Data records:

[Begin]

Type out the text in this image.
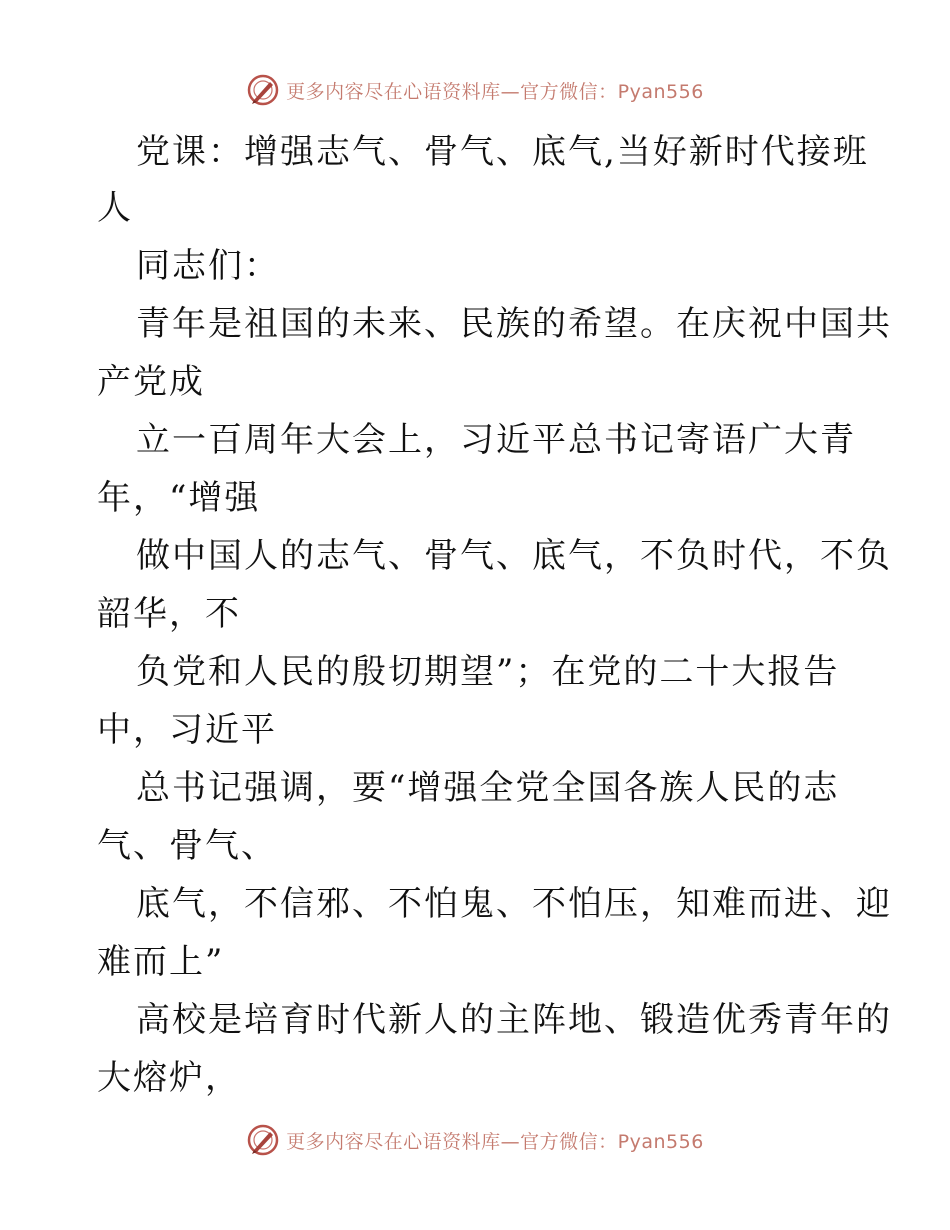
更多内容尽在心语资料库—官方微信：Pyan556
党课：增强志气、骨气、底气,当好新时代接班
人
同志们：
青年是祖国的未来、民族的希望。在庆祝中国共
产党成
立一百周年大会上，习近平总书记寄语广大青
年，“增强
做中国人的志气、骨气、底气，不负时代，不负
韶华，不
负党和人民的殷切期望”；在党的二十大报告
中，习近平
总书记强调，要“增强全党全国各族人民的志
气、骨气、
底气，不信邪、不怕鬼、不怕压，知难而进、迎
难而上”
高校是培育时代新人的主阵地、锻造优秀青年的
大熔炉，
更多内容尽在心语资料库—官方微信：Pyan556
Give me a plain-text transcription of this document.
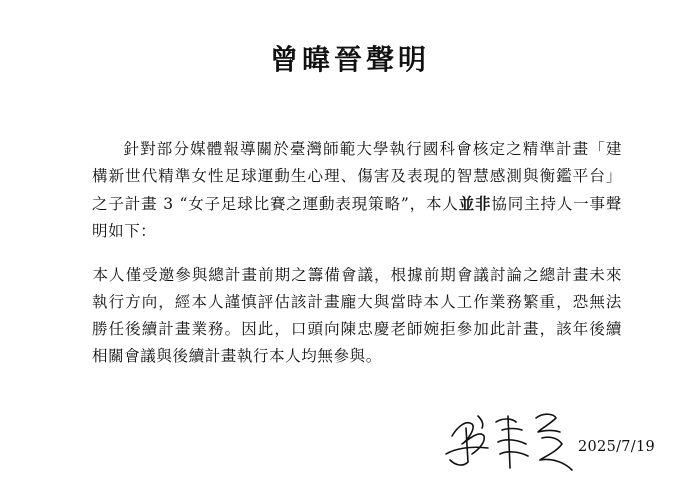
曾暐晉聲明
針對部分媒體報導關於臺灣師範大學執行國科會核定之精準計畫「建構新世代精準女性足球運動生心理、傷害及表現的智慧感測與衡鑑平台」之子計畫 3 “女子足球比賽之運動表現策略”，本人並非協同主持人一事聲明如下：
本人僅受邀參與總計畫前期之籌備會議，根據前期會議討論之總計畫未來執行方向，經本人謹慎評估該計畫龐大與當時本人工作業務繁重，恐無法勝任後續計畫業務。因此，口頭向陳忠慶老師婉拒參加此計畫，該年後續相關會議與後續計畫執行本人均無參與。
2025/7/19
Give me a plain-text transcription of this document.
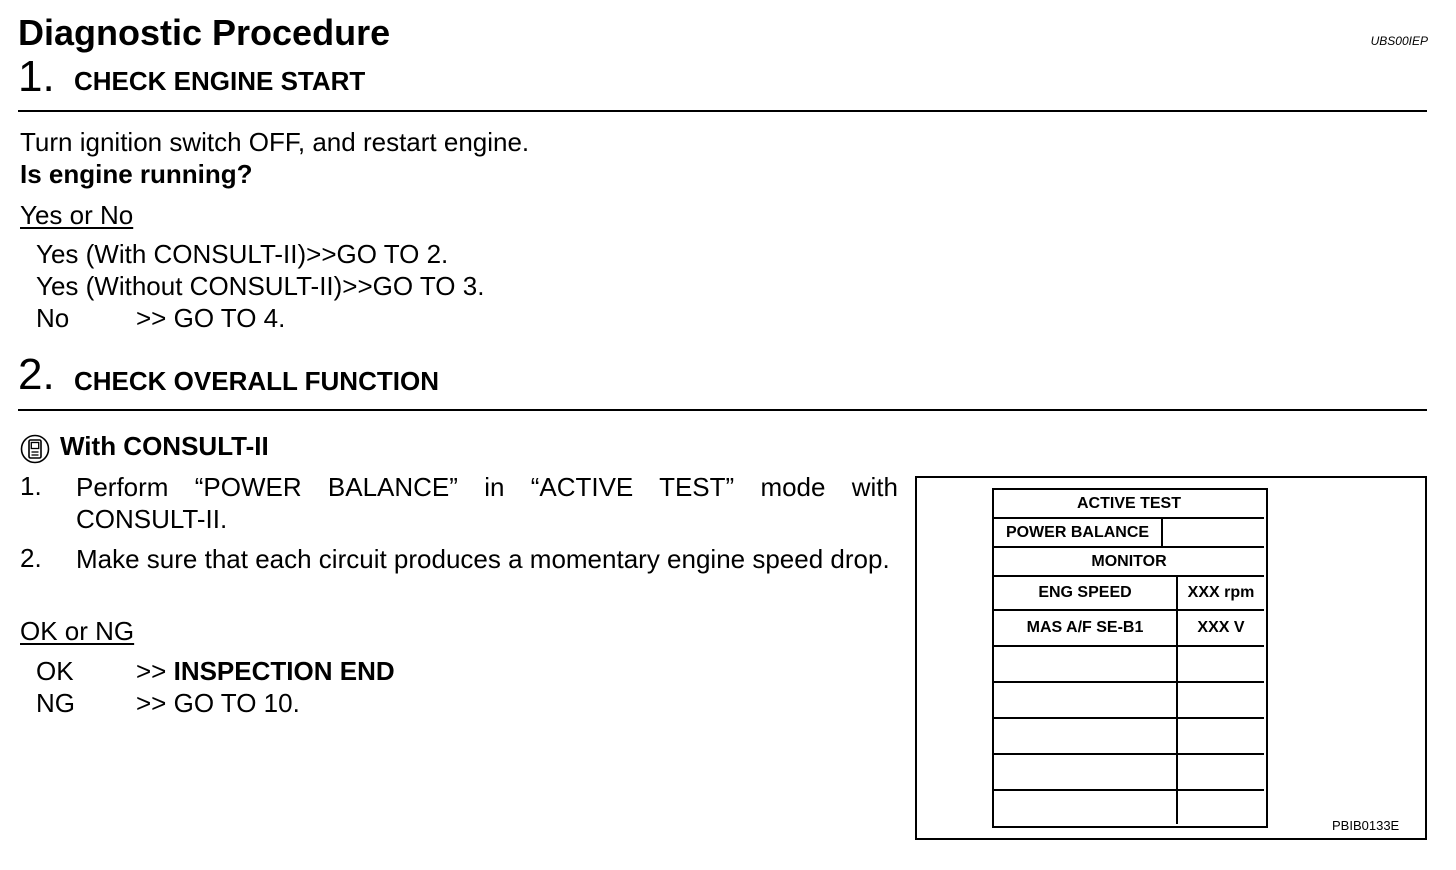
Diagnostic Procedure	UBS00IEP
1. CHECK ENGINE START
Turn ignition switch OFF, and restart engine.
Is engine running?
Yes or No
Yes (With CONSULT-II)>>GO TO 2.
Yes (Without CONSULT-II)>>GO TO 3.
No	>> GO TO 4.
2. CHECK OVERALL FUNCTION
With CONSULT-II
1. Perform “POWER BALANCE” in “ACTIVE TEST” mode with CONSULT-II.
2. Make sure that each circuit produces a momentary engine speed drop.
OK or NG
OK >> INSPECTION END
NG >> GO TO 10.
ACTIVE TEST
POWER BALANCE
MONITOR
ENG SPEED	XXX rpm
MAS A/F SE-B1	XXX V
PBIB0133E
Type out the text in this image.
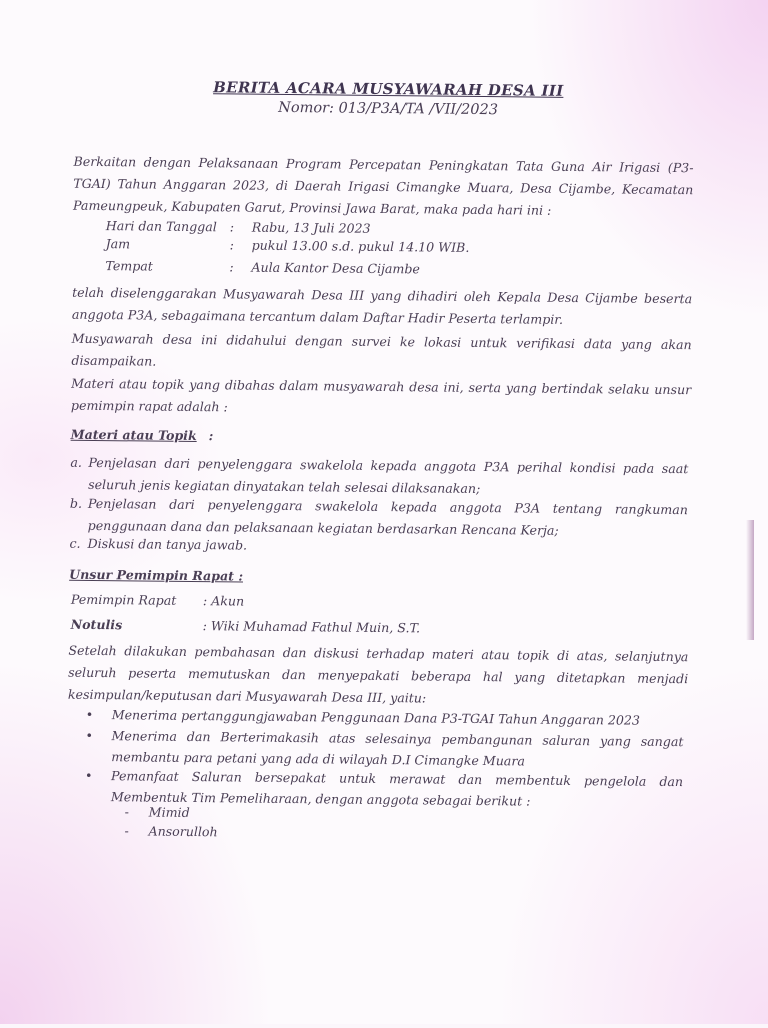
BERITA ACARA MUSYAWARAH DESA III
Nomor: 013/P3A/TA /VII/2023
Berkaitan dengan Pelaksanaan Program Percepatan Peningkatan Tata Guna Air Irigasi (P3-TGAI) Tahun Anggaran 2023, di Daerah Irigasi Cimangke Muara, Desa Cijambe, Kecamatan Pameungpeuk, Kabupaten Garut, Provinsi Jawa Barat, maka pada hari ini :
Hari dan Tanggal : Rabu, 13 Juli 2023
Jam	: pukul 13.00 s.d. pukul 14.10 WIB.
Tempat	: Aula Kantor Desa Cijambe
telah diselenggarakan Musyawarah Desa III yang dihadiri oleh Kepala Desa Cijambe beserta anggota P3A, sebagaimana tercantum dalam Daftar Hadir Peserta terlampir.
Musyawarah desa ini didahului dengan survei ke lokasi untuk verifikasi data yang akan disampaikan.
Materi atau topik yang dibahas dalam musyawarah desa ini, serta yang bertindak selaku unsur pemimpin rapat adalah :
Materi atau Topik :
a. Penjelasan dari penyelenggara swakelola kepada anggota P3A perihal kondisi pada saat seluruh jenis kegiatan dinyatakan telah selesai dilaksanakan;
b. Penjelasan dari penyelenggara swakelola kepada anggota P3A tentang rangkuman penggunaan dana dan pelaksanaan kegiatan berdasarkan Rencana Kerja;
c. Diskusi dan tanya jawab.
Unsur Pemimpin Rapat :
Pemimpin Rapat : Akun
Notulis	: Wiki Muhamad Fathul Muin, S.T.
Setelah dilakukan pembahasan dan diskusi terhadap materi atau topik di atas, selanjutnya seluruh peserta memutuskan dan menyepakati beberapa hal yang ditetapkan menjadi kesimpulan/keputusan dari Musyawarah Desa III, yaitu:
• Menerima pertanggungjawaban Penggunaan Dana P3-TGAI Tahun Anggaran 2023
• Menerima dan Berterimakasih atas selesainya pembangunan saluran yang sangat membantu para petani yang ada di wilayah D.I Cimangke Muara
• Pemanfaat Saluran bersepakat untuk merawat dan membentuk pengelola dan Membentuk Tim Pemeliharaan, dengan anggota sebagai berikut :
- Mimid
- Ansorulloh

[End]

WHAT THE TASK REQUIRES:
Reproduce every line of the material precisely, omitting its pictures.

RESPONSE FOR THIS EXERCISE:
Type out the text in this image.
更多内容尽在心语资料库—官方微信：Pyan556
党课：增强志气、骨气、底气,当好新时代接班
人
同志们：
青年是祖国的未来、民族的希望。在庆祝中国共
产党成
立一百周年大会上，习近平总书记寄语广大青
年，“增强
做中国人的志气、骨气、底气，不负时代，不负
韶华，不
负党和人民的殷切期望”；在党的二十大报告
中，习近平
总书记强调，要“增强全党全国各族人民的志
气、骨气、
底气，不信邪、不怕鬼、不怕压，知难而进、迎
难而上”
高校是培育时代新人的主阵地、锻造优秀青年的
大熔炉，
更多内容尽在心语资料库—官方微信：Pyan556
Give me a plain-text transcription of this document.
曾暐晉聲明
針對部分媒體報導關於臺灣師範大學執行國科會核定之精準計畫「建構新世代精準女性足球運動生心理、傷害及表現的智慧感測與衡鑑平台」之子計畫 3 “女子足球比賽之運動表現策略”，本人並非協同主持人一事聲明如下：
本人僅受邀參與總計畫前期之籌備會議，根據前期會議討論之總計畫未來執行方向，經本人謹慎評估該計畫龐大與當時本人工作業務繁重，恐無法勝任後續計畫業務。因此，口頭向陳忠慶老師婉拒參加此計畫，該年後續相關會議與後續計畫執行本人均無參與。
2025/7/19
Give me a plain-text transcription of this document.
Diagnostic Procedure	UBS00IEP
1. CHECK ENGINE START
Turn ignition switch OFF, and restart engine.
Is engine running?
Yes or No
Yes (With CONSULT-II)>>GO TO 2.
Yes (Without CONSULT-II)>>GO TO 3.
No	>> GO TO 4.
2. CHECK OVERALL FUNCTION
With CONSULT-II
1. Perform “POWER BALANCE” in “ACTIVE TEST” mode with CONSULT-II.
2. Make sure that each circuit produces a momentary engine speed drop.
OK or NG
OK >> INSPECTION END
NG >> GO TO 10.
ACTIVE TEST
POWER BALANCE
MONITOR
ENG SPEED	XXX rpm
MAS A/F SE-B1	XXX V
PBIB0133E
Type out the text in this image.
BERITA ACARA MUSYAWARAH DESA III
Nomor: 013/P3A/TA /VII/2023
Berkaitan dengan Pelaksanaan Program Percepatan Peningkatan Tata Guna Air Irigasi (P3-TGAI) Tahun Anggaran 2023, di Daerah Irigasi Cimangke Muara, Desa Cijambe, Kecamatan Pameungpeuk, Kabupaten Garut, Provinsi Jawa Barat, maka pada hari ini :
Hari dan Tanggal : Rabu, 13 Juli 2023
Jam	: pukul 13.00 s.d. pukul 14.10 WIB.
Tempat	: Aula Kantor Desa Cijambe
telah diselenggarakan Musyawarah Desa III yang dihadiri oleh Kepala Desa Cijambe beserta anggota P3A, sebagaimana tercantum dalam Daftar Hadir Peserta terlampir.
Musyawarah desa ini didahului dengan survei ke lokasi untuk verifikasi data yang akan disampaikan.
Materi atau topik yang dibahas dalam musyawarah desa ini, serta yang bertindak selaku unsur pemimpin rapat adalah :
Materi atau Topik :
a. Penjelasan dari penyelenggara swakelola kepada anggota P3A perihal kondisi pada saat seluruh jenis kegiatan dinyatakan telah selesai dilaksanakan;
b. Penjelasan dari penyelenggara swakelola kepada anggota P3A tentang rangkuman penggunaan dana dan pelaksanaan kegiatan berdasarkan Rencana Kerja;
c. Diskusi dan tanya jawab.
Unsur Pemimpin Rapat :
Pemimpin Rapat : Akun
Notulis	: Wiki Muhamad Fathul Muin, S.T.
Setelah dilakukan pembahasan dan diskusi terhadap materi atau topik di atas, selanjutnya seluruh peserta memutuskan dan menyepakati beberapa hal yang ditetapkan menjadi kesimpulan/keputusan dari Musyawarah Desa III, yaitu:
• Menerima pertanggungjawaban Penggunaan Dana P3-TGAI Tahun Anggaran 2023
• Menerima dan Berterimakasih atas selesainya pembangunan saluran yang sangat membantu para petani yang ada di wilayah D.I Cimangke Muara
• Pemanfaat Saluran bersepakat untuk merawat dan membentuk pengelola dan Membentuk Tim Pemeliharaan, dengan anggota sebagai berikut :
- Mimid
- Ansorulloh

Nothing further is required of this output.